WORK TO COMPLETE
Rewrite every one of the records below so that "hrs before" becomes "hours earlier" wherever it occurs, with all other text unchanged, and omit the pictures from your answer.

DATA PROVIDED
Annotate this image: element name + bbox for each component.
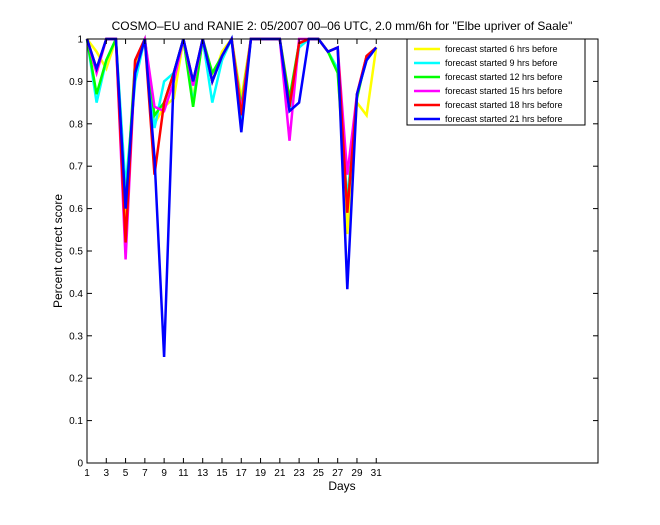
y-tick-label: 1 — [77, 35, 83, 46]
x-tick-label: 5 — [123, 468, 129, 479]
y-tick-label: 0.6 — [69, 204, 83, 215]
x-tick-label: 27 — [332, 468, 344, 479]
legend-label-1: forecast started 6 hrs before — [445, 44, 558, 54]
y-tick-label: 0 — [77, 459, 83, 470]
legend-label-2: forecast started 9 hrs before — [445, 58, 558, 68]
x-tick-label: 13 — [197, 468, 209, 479]
x-tick-label: 9 — [161, 468, 167, 479]
y-tick-label: 0.7 — [69, 162, 83, 173]
y-tick-label: 0.3 — [69, 331, 83, 342]
y-tick-label: 0.8 — [69, 119, 83, 130]
y-tick-label: 0.9 — [69, 77, 83, 88]
y-tick-label: 0.1 — [69, 416, 83, 427]
x-tick-label: 1 — [84, 468, 90, 479]
legend-label-4: forecast started 15 hrs before — [445, 86, 563, 96]
x-tick-label: 23 — [294, 468, 306, 479]
x-tick-label: 3 — [104, 468, 110, 479]
y-axis-label: Percent correct score — [51, 194, 65, 308]
legend-label-5: forecast started 18 hrs before — [445, 100, 563, 110]
y-tick-label: 0.5 — [69, 247, 83, 258]
y-tick-label: 0.4 — [69, 289, 83, 300]
legend-label-3: forecast started 12 hrs before — [445, 72, 563, 82]
chart-title: COSMO–EU and RANIE 2: 05/2007 00–06 UTC,… — [112, 19, 573, 33]
y-axis: 0 0.1 0.2 0.3 0.4 0.5 0.6 0.7 0.8 0.9 1 — [69, 35, 598, 470]
x-tick-label: 7 — [142, 468, 148, 479]
x-tick-label: 25 — [313, 468, 325, 479]
legend: forecast started 6 hrs before forecast st… — [406, 38, 586, 126]
x-tick-label: 17 — [236, 468, 248, 479]
x-axis-label: Days — [328, 479, 355, 493]
x-axis: 1 3 5 7 9 11 13 15 17 19 21 23 25 27 29 31 — [84, 39, 382, 479]
legend-label-6: forecast started 21 hrs before — [445, 114, 563, 124]
y-tick-label: 0.2 — [69, 374, 83, 385]
x-tick-label: 19 — [255, 468, 267, 479]
x-tick-label: 11 — [178, 468, 189, 479]
legend-box — [406, 38, 586, 126]
x-tick-label: 29 — [351, 468, 363, 479]
x-tick-label: 31 — [371, 468, 383, 479]
x-tick-label: 15 — [216, 468, 228, 479]
x-tick-label: 21 — [274, 468, 286, 479]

EXERCISE RESPONSE
Annotate this image: element name + bbox for each component.
y-tick-label: 1 — [77, 35, 83, 46]
x-tick-label: 5 — [123, 468, 129, 479]
y-tick-label: 0.6 — [69, 204, 83, 215]
x-tick-label: 27 — [332, 468, 344, 479]
legend-label-1: forecast started 6 hours earlier — [445, 44, 558, 54]
y-tick-label: 0 — [77, 459, 83, 470]
legend-label-2: forecast started 9 hours earlier — [445, 58, 558, 68]
x-tick-label: 13 — [197, 468, 209, 479]
x-tick-label: 9 — [161, 468, 167, 479]
y-tick-label: 0.7 — [69, 162, 83, 173]
y-tick-label: 0.3 — [69, 331, 83, 342]
y-tick-label: 0.8 — [69, 119, 83, 130]
y-tick-label: 0.9 — [69, 77, 83, 88]
y-tick-label: 0.1 — [69, 416, 83, 427]
x-tick-label: 1 — [84, 468, 90, 479]
legend-label-4: forecast started 15 hours earlier — [445, 86, 563, 96]
x-tick-label: 23 — [294, 468, 306, 479]
x-tick-label: 3 — [104, 468, 110, 479]
y-axis-label: Percent correct score — [51, 194, 65, 308]
legend-label-5: forecast started 18 hours earlier — [445, 100, 563, 110]
y-tick-label: 0.5 — [69, 247, 83, 258]
y-tick-label: 0.4 — [69, 289, 83, 300]
legend-label-3: forecast started 12 hours earlier — [445, 72, 563, 82]
chart-title: COSMO–EU and RANIE 2: 05/2007 00–06 UTC,… — [112, 19, 573, 33]
y-axis: 0 0.1 0.2 0.3 0.4 0.5 0.6 0.7 0.8 0.9 1 — [69, 35, 598, 470]
x-tick-label: 7 — [142, 468, 148, 479]
x-tick-label: 25 — [313, 468, 325, 479]
legend: forecast started 6 hours earlier forecast st… — [406, 38, 586, 126]
x-tick-label: 17 — [236, 468, 248, 479]
x-axis-label: Days — [328, 479, 355, 493]
x-axis: 1 3 5 7 9 11 13 15 17 19 21 23 25 27 29 31 — [84, 39, 382, 479]
legend-label-6: forecast started 21 hours earlier — [445, 114, 563, 124]
y-tick-label: 0.2 — [69, 374, 83, 385]
x-tick-label: 19 — [255, 468, 267, 479]
x-tick-label: 11 — [178, 468, 189, 479]
legend-box — [406, 38, 586, 126]
x-tick-label: 29 — [351, 468, 363, 479]
x-tick-label: 31 — [371, 468, 383, 479]
x-tick-label: 15 — [216, 468, 228, 479]
x-tick-label: 21 — [274, 468, 286, 479]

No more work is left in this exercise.